GOAL:
In the data below, find the line with "Enumerate this chart's" and output it along with every later line, exactly, but not the pictures.

EXTRACTED ENTRIES:
==*==

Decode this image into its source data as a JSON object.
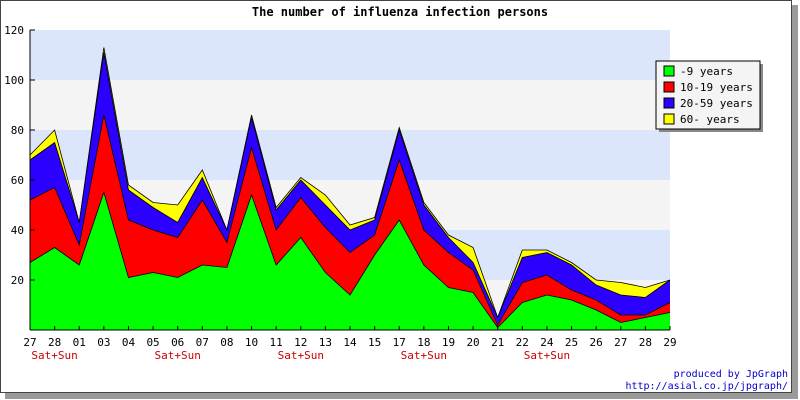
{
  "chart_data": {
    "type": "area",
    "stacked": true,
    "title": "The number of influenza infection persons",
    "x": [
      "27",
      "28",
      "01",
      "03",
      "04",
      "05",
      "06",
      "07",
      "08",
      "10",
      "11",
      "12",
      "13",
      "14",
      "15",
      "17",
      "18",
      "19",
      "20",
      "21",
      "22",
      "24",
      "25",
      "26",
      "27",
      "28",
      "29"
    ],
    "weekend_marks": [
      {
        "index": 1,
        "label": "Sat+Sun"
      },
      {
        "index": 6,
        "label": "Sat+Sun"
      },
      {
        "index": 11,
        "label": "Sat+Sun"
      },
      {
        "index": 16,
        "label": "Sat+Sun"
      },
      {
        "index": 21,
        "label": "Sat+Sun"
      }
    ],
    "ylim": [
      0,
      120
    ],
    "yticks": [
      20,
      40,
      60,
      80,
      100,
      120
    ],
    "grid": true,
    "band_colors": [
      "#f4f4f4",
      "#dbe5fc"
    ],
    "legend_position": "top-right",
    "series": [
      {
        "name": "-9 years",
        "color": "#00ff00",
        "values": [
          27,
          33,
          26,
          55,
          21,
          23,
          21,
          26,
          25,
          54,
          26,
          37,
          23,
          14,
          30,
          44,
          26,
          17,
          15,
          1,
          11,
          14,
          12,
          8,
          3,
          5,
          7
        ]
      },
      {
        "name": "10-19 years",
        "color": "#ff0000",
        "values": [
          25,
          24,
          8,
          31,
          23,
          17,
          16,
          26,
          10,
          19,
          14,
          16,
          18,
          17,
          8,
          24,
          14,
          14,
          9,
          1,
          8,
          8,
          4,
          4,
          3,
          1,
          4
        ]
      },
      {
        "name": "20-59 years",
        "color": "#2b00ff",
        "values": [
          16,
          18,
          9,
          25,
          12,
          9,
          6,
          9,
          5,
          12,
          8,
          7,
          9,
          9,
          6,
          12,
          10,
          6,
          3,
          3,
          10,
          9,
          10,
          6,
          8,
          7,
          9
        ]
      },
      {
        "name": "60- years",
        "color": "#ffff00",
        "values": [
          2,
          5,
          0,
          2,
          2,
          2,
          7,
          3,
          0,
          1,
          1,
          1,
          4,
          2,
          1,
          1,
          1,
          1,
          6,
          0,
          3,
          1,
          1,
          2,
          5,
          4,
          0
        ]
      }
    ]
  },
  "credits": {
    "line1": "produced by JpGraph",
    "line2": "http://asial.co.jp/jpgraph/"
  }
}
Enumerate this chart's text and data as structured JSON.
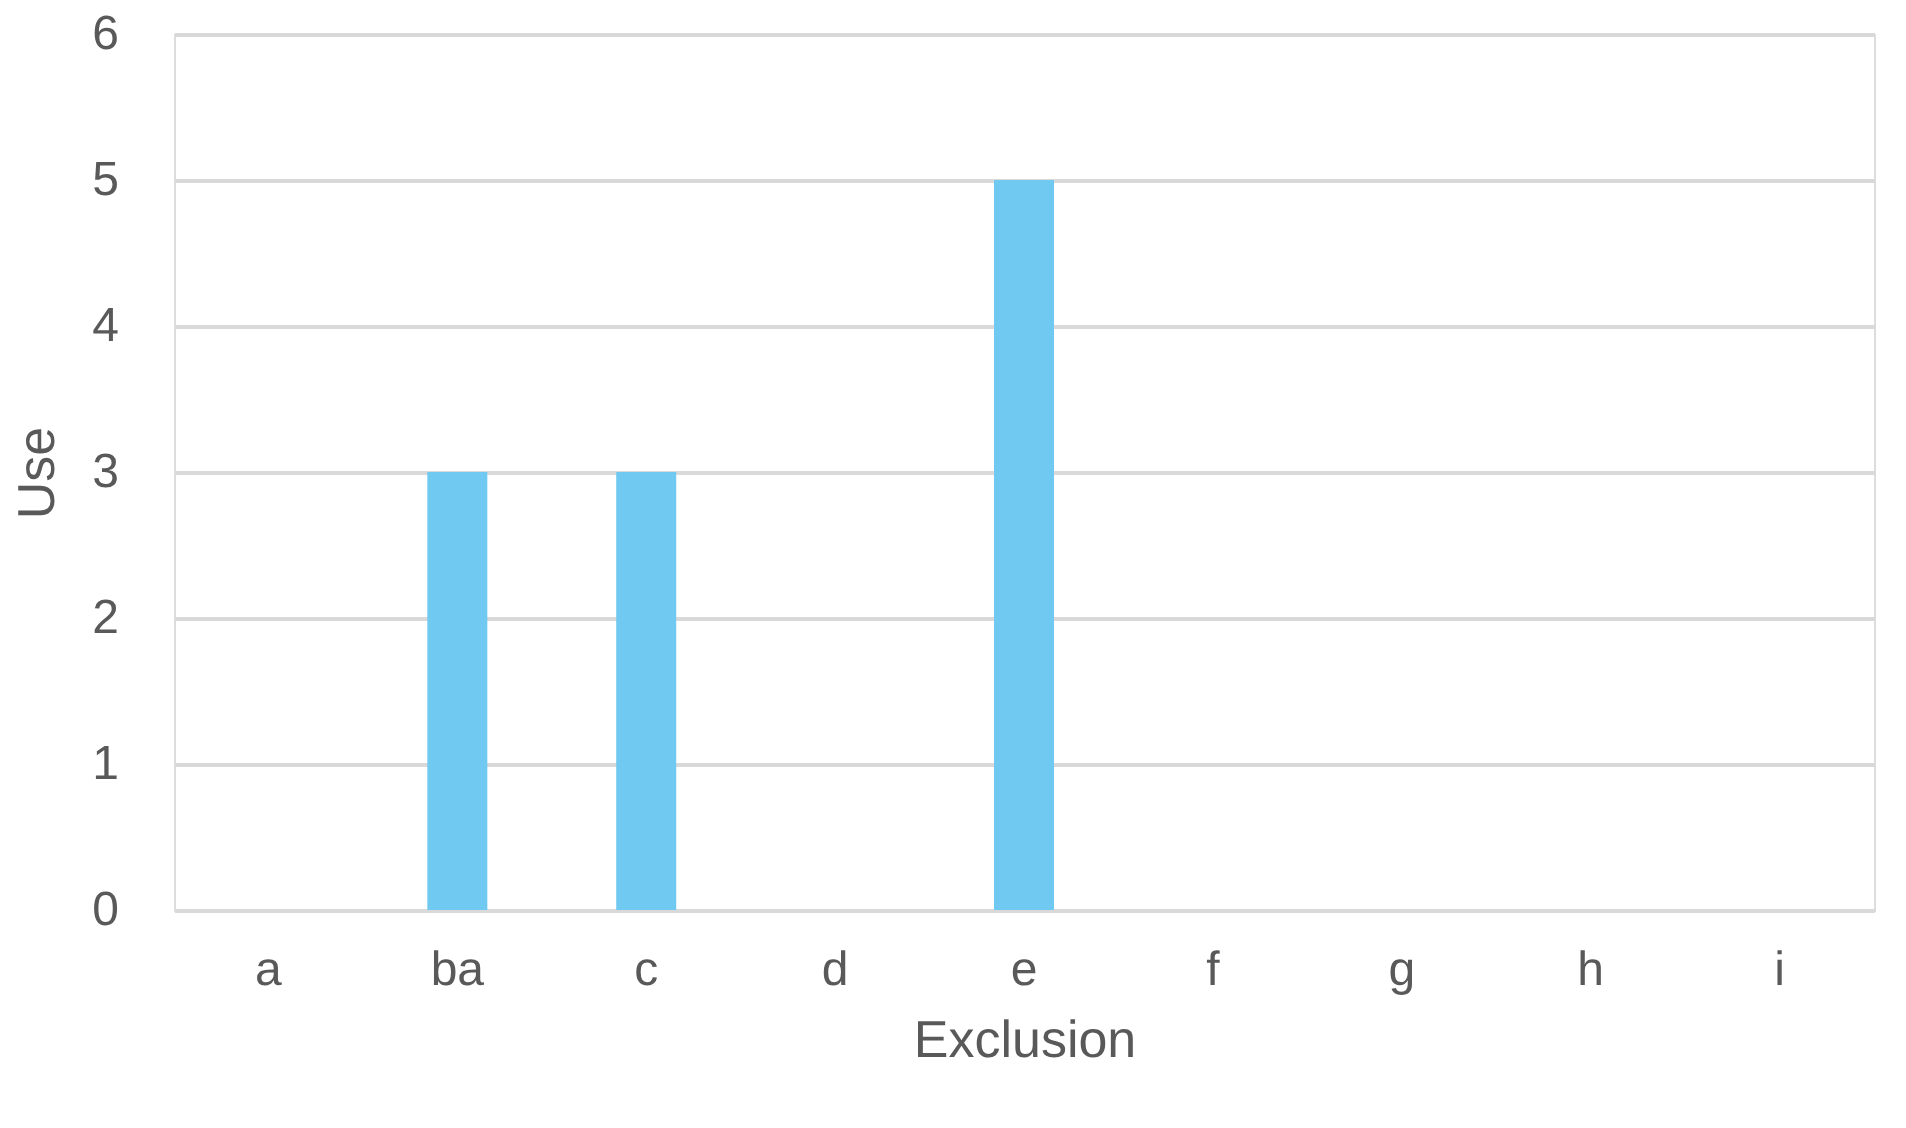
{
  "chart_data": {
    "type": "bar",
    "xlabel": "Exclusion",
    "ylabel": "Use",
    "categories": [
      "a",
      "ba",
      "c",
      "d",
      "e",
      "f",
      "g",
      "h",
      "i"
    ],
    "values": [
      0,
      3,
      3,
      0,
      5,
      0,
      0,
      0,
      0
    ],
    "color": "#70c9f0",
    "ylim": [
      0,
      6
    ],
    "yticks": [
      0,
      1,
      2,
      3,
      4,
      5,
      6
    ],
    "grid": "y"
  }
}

==*==

FULL RESPONSE:
Enumerate this chart's text and data as structured JSON.
{
  "chart_data": {
    "type": "bar",
    "xlabel": "Exclusion",
    "ylabel": "Use",
    "categories": [
      "a",
      "ba",
      "c",
      "d",
      "e",
      "f",
      "g",
      "h",
      "i"
    ],
    "values": [
      0,
      3,
      3,
      0,
      5,
      0,
      0,
      0,
      0
    ],
    "color": "#70c9f0",
    "ylim": [
      0,
      6
    ],
    "yticks": [
      0,
      1,
      2,
      3,
      4,
      5,
      6
    ],
    "grid": "y"
  }
}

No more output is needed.